▶ **Extracted material**:
>> Begin

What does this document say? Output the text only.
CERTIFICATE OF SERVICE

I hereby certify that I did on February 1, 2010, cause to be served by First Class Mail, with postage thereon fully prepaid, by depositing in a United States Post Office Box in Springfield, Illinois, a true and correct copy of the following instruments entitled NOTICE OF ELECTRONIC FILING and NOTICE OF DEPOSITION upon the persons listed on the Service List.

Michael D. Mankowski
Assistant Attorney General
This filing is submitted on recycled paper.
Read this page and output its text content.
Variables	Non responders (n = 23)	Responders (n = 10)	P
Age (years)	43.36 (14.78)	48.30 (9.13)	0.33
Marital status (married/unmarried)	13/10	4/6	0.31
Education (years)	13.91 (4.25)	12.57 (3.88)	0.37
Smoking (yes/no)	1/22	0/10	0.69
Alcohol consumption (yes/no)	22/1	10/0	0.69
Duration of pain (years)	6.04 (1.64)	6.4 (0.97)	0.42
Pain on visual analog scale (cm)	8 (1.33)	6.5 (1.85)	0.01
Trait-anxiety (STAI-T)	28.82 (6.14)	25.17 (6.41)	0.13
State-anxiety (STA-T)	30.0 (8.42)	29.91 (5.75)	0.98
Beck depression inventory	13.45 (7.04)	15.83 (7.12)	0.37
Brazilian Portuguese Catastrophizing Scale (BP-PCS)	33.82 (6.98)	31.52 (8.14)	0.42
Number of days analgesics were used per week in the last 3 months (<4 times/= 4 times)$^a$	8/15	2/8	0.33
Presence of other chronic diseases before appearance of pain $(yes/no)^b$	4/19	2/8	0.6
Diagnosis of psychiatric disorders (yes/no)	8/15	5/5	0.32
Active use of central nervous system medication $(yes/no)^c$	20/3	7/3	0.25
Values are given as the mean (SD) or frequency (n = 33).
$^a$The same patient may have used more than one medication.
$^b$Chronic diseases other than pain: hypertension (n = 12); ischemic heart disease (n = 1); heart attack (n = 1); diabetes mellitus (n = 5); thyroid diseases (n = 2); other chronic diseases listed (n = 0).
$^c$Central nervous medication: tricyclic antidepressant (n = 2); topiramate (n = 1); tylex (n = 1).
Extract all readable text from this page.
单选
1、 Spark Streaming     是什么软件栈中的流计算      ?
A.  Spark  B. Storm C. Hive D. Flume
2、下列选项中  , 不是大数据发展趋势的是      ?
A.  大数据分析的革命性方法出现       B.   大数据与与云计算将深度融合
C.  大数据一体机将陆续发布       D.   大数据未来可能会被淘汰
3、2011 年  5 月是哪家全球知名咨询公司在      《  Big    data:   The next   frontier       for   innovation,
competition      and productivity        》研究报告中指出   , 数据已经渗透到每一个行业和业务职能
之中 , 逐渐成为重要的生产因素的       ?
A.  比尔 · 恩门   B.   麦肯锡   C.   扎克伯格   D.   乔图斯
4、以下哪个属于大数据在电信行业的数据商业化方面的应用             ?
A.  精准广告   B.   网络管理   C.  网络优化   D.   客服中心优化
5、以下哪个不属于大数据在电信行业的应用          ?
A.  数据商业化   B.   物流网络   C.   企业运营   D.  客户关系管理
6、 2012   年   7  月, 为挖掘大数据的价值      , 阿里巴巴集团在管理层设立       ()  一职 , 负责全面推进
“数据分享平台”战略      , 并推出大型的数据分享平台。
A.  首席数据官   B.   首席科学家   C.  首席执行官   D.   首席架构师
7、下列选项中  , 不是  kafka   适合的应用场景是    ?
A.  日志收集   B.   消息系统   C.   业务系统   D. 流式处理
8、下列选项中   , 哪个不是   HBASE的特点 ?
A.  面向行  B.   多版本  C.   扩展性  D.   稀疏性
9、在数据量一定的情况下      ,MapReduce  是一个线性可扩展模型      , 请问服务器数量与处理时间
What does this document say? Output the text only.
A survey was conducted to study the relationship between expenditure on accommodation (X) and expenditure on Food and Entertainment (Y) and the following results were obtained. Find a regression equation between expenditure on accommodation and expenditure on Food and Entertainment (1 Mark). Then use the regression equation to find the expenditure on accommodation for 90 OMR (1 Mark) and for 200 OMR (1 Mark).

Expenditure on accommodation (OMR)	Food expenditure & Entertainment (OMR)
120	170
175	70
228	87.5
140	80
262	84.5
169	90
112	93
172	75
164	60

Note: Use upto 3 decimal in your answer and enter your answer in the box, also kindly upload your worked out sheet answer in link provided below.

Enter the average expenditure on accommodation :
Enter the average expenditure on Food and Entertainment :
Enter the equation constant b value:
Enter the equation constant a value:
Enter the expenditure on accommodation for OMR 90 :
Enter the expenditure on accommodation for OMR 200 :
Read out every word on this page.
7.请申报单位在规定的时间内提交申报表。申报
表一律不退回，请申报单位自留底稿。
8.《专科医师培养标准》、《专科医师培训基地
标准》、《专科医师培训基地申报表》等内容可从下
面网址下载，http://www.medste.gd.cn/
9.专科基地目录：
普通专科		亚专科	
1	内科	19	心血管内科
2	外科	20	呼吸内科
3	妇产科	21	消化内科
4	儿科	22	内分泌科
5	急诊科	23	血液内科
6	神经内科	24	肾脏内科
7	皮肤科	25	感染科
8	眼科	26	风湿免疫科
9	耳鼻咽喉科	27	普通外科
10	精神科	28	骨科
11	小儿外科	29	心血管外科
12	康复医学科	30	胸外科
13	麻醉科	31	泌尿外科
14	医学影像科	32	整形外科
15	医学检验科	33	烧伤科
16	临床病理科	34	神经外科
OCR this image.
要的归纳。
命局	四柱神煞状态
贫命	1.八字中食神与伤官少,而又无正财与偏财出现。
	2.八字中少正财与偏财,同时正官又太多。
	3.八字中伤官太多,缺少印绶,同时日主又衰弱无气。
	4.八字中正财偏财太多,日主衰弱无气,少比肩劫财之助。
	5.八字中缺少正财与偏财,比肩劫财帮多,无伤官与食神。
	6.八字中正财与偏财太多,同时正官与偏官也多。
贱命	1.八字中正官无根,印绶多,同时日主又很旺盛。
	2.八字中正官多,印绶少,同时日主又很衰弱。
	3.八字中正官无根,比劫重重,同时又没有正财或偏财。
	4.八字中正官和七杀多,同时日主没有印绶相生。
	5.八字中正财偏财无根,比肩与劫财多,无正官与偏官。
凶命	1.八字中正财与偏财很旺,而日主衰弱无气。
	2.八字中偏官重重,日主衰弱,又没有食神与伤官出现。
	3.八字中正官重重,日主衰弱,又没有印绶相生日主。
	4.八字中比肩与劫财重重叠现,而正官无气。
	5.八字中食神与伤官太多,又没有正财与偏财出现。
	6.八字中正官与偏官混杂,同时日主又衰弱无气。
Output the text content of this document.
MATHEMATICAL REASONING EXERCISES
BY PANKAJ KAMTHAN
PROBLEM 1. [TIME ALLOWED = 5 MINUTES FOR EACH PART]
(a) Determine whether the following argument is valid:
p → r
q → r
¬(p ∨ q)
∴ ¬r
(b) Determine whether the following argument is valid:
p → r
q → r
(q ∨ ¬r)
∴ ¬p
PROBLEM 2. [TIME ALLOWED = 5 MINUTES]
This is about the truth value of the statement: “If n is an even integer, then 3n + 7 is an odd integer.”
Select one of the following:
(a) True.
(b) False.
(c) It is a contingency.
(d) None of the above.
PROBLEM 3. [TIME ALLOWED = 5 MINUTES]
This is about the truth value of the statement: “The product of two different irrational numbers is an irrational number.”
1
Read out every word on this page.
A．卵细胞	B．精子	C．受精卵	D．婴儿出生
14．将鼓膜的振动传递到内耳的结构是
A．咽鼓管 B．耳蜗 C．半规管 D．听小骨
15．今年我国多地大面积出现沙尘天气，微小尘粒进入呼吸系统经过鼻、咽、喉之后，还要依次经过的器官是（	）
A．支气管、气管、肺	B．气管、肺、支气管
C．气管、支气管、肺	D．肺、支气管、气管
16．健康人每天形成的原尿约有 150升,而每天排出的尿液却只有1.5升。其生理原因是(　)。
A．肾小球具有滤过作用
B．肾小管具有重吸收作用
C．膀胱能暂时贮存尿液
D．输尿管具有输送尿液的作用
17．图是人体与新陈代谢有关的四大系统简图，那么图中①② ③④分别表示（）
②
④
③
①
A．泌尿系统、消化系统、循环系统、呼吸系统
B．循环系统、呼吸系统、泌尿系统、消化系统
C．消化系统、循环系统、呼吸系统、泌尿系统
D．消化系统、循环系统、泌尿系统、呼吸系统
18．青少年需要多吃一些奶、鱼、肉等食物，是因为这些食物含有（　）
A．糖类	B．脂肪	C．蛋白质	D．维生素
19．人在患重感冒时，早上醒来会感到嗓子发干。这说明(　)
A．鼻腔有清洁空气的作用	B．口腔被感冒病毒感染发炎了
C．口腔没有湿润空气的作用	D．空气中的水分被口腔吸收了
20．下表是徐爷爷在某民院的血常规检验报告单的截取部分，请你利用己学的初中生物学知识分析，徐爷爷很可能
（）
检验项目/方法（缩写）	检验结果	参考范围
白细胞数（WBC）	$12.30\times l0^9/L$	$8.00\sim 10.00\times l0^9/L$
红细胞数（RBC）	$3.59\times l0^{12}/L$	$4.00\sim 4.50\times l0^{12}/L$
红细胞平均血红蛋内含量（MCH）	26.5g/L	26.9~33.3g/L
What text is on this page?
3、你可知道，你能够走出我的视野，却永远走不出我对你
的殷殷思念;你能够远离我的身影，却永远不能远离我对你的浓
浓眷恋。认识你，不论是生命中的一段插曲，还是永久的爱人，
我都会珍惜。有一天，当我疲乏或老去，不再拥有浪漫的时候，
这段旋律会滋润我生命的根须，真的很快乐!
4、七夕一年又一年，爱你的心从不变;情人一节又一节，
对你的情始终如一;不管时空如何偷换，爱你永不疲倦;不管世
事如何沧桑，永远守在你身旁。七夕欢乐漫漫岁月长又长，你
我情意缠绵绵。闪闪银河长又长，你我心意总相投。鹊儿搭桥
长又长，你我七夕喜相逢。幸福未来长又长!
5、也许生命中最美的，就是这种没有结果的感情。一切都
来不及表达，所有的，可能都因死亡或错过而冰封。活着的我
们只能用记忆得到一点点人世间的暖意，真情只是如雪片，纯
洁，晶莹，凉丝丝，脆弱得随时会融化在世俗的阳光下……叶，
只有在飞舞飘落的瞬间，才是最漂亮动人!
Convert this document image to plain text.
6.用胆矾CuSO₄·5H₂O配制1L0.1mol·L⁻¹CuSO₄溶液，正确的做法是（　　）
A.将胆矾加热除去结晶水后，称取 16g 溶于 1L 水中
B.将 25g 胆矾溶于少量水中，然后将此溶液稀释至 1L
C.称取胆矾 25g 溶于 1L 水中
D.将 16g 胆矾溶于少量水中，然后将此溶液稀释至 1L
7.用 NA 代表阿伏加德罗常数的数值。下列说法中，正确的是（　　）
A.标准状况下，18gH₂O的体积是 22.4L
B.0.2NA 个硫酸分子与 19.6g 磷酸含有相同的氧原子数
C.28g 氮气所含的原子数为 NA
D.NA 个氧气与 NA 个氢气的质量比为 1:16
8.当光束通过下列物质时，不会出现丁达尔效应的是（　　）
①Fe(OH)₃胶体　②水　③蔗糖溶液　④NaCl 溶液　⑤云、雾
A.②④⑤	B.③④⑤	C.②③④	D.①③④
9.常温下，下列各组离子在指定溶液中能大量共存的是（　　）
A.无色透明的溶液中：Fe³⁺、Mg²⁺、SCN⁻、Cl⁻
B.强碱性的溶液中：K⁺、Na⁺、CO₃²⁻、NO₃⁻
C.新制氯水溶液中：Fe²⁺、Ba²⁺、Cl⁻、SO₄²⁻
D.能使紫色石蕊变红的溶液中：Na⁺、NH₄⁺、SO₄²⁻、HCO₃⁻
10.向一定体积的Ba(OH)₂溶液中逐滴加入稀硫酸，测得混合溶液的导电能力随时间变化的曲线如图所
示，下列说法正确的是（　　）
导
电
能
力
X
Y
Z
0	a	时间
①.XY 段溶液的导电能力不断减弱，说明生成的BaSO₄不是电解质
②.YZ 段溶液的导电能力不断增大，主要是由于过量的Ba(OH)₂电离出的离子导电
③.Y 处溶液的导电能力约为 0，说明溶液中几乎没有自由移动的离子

>> End

▶ **Set task**:
From the material above, count the lines that include "anxiety" and give only the total.

▶ **Completed exercise**:
2